# Description of the task
Locate the lines of the listing below that hold "this", then copy each of them.

────────────────────

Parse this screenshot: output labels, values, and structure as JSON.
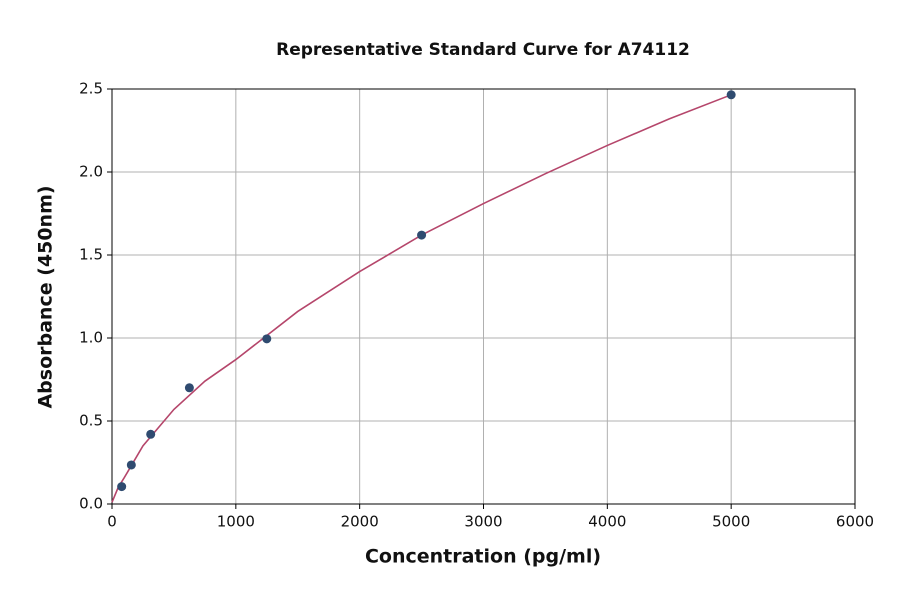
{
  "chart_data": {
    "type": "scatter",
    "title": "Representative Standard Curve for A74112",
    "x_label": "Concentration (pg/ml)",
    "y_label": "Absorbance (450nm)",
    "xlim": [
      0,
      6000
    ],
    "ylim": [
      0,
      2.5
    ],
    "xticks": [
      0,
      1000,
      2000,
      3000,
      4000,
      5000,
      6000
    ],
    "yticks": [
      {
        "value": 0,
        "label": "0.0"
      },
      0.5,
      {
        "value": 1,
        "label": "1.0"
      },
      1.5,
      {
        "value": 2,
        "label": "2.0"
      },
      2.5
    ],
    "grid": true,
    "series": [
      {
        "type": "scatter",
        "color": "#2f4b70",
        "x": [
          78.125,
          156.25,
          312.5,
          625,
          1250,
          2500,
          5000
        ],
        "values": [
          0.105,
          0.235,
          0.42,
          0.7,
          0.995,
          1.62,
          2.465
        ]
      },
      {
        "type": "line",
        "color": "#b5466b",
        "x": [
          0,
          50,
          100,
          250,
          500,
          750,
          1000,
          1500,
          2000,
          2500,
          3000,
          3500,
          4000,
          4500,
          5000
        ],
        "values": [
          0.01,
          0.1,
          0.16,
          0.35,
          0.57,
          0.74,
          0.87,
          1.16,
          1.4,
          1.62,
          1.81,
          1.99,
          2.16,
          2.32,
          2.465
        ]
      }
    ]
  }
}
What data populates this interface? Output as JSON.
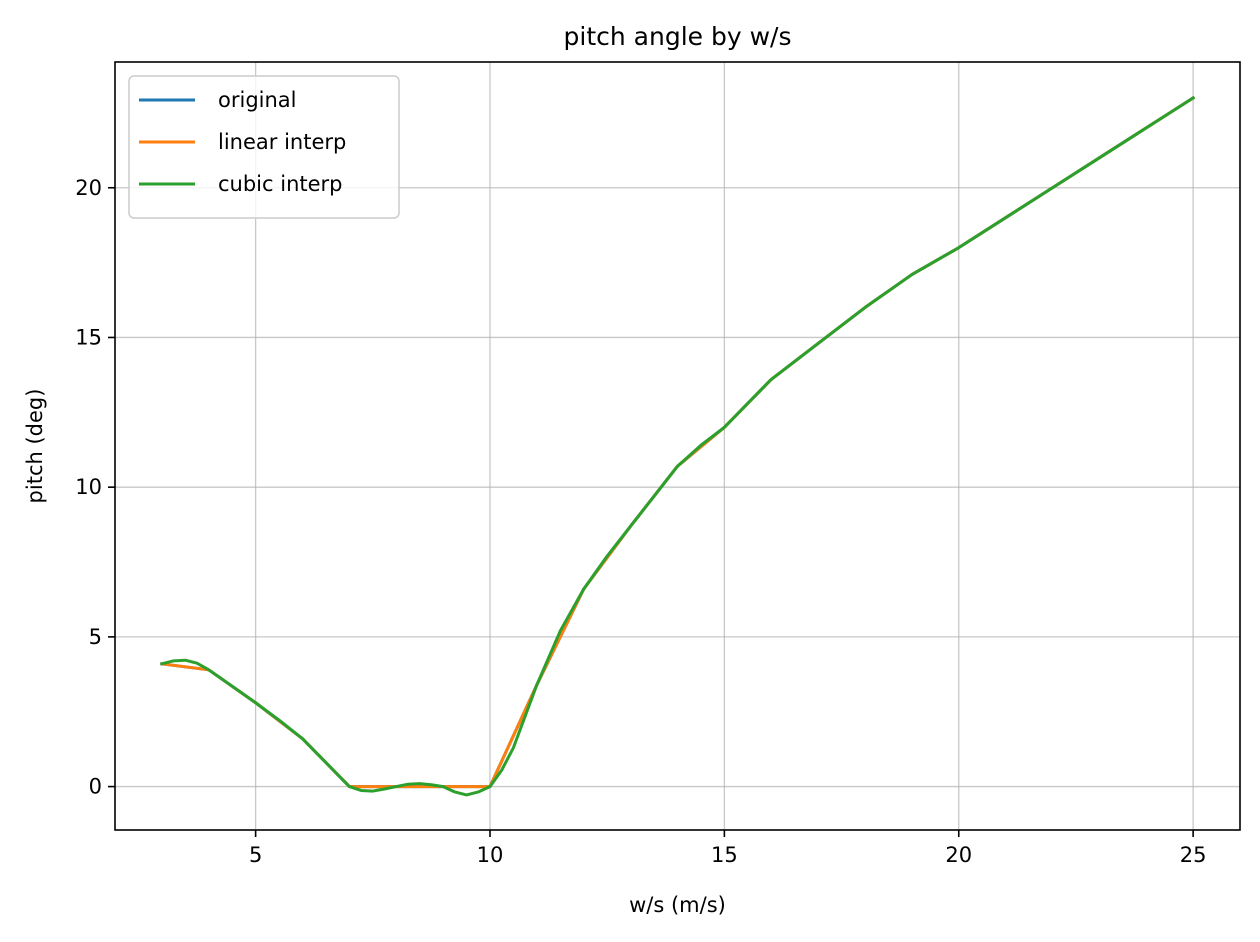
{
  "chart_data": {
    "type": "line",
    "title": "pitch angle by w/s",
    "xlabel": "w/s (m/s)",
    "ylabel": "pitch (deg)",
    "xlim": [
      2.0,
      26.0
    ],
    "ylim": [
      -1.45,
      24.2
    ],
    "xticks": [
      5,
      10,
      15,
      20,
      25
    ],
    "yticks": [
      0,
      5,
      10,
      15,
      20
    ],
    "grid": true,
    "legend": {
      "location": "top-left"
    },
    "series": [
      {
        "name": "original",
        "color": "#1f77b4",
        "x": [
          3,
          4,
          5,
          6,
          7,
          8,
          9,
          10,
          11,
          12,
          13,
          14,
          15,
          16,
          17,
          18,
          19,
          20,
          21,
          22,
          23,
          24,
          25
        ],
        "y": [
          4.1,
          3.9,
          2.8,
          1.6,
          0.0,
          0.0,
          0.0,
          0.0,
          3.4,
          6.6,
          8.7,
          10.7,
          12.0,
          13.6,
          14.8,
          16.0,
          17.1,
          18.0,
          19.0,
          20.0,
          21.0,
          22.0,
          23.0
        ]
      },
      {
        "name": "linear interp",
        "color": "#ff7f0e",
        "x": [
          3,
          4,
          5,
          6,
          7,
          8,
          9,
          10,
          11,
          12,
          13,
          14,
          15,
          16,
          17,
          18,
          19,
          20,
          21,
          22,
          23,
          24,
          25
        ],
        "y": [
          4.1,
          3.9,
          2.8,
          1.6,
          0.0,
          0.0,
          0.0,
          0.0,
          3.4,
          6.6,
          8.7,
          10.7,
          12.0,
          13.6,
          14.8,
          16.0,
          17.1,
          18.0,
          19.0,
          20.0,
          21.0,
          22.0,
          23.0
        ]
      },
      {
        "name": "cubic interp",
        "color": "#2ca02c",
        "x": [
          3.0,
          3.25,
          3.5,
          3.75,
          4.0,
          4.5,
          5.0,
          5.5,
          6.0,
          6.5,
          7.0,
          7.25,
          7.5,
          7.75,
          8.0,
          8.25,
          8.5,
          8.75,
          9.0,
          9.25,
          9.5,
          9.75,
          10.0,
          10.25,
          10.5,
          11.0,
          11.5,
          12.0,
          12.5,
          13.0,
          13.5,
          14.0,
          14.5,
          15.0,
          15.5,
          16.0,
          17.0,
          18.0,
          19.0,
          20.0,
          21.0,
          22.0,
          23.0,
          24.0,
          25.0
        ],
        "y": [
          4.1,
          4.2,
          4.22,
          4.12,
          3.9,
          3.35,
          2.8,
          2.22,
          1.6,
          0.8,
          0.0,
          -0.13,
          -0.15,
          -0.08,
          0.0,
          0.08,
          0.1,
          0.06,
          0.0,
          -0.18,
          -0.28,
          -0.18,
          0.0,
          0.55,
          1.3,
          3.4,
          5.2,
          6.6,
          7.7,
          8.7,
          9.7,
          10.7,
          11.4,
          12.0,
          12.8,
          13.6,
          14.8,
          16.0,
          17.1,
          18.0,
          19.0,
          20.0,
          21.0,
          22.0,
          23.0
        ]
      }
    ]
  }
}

────────────────────

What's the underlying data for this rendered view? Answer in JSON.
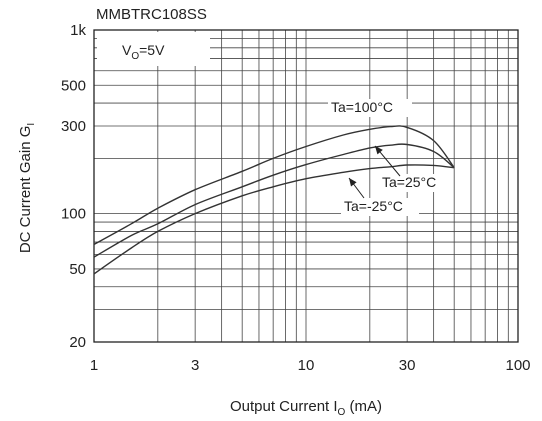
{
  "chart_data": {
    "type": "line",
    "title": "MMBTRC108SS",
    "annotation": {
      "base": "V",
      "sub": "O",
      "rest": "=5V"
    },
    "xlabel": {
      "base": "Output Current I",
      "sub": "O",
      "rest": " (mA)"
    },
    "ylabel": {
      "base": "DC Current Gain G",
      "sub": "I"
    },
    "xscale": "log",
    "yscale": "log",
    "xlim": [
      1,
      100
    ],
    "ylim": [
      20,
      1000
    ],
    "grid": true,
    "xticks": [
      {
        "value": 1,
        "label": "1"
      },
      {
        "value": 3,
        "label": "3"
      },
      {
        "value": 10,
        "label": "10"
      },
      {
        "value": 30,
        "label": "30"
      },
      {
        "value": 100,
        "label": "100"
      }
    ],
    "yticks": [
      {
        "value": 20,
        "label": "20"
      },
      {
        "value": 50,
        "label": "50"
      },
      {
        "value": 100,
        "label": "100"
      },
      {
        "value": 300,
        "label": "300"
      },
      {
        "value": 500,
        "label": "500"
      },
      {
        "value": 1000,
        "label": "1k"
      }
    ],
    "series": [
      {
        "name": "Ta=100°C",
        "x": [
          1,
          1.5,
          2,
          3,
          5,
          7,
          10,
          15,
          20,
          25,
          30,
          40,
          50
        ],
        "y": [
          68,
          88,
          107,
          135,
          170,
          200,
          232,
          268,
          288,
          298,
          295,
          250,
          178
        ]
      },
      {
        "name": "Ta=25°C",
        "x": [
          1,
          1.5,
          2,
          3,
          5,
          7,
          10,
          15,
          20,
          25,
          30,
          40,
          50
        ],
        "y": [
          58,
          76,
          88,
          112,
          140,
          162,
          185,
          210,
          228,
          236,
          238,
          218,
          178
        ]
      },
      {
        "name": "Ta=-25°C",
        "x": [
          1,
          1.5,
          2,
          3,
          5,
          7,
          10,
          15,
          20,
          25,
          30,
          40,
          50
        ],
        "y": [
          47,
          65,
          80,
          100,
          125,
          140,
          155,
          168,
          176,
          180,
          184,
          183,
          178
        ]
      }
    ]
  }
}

────────────────────

# Solution to the exercise
Parse this screenshot: output labels, values, and structure as JSON.
What data populates this interface? Output as JSON.
What's the underlying data for this rendered view? Answer in JSON.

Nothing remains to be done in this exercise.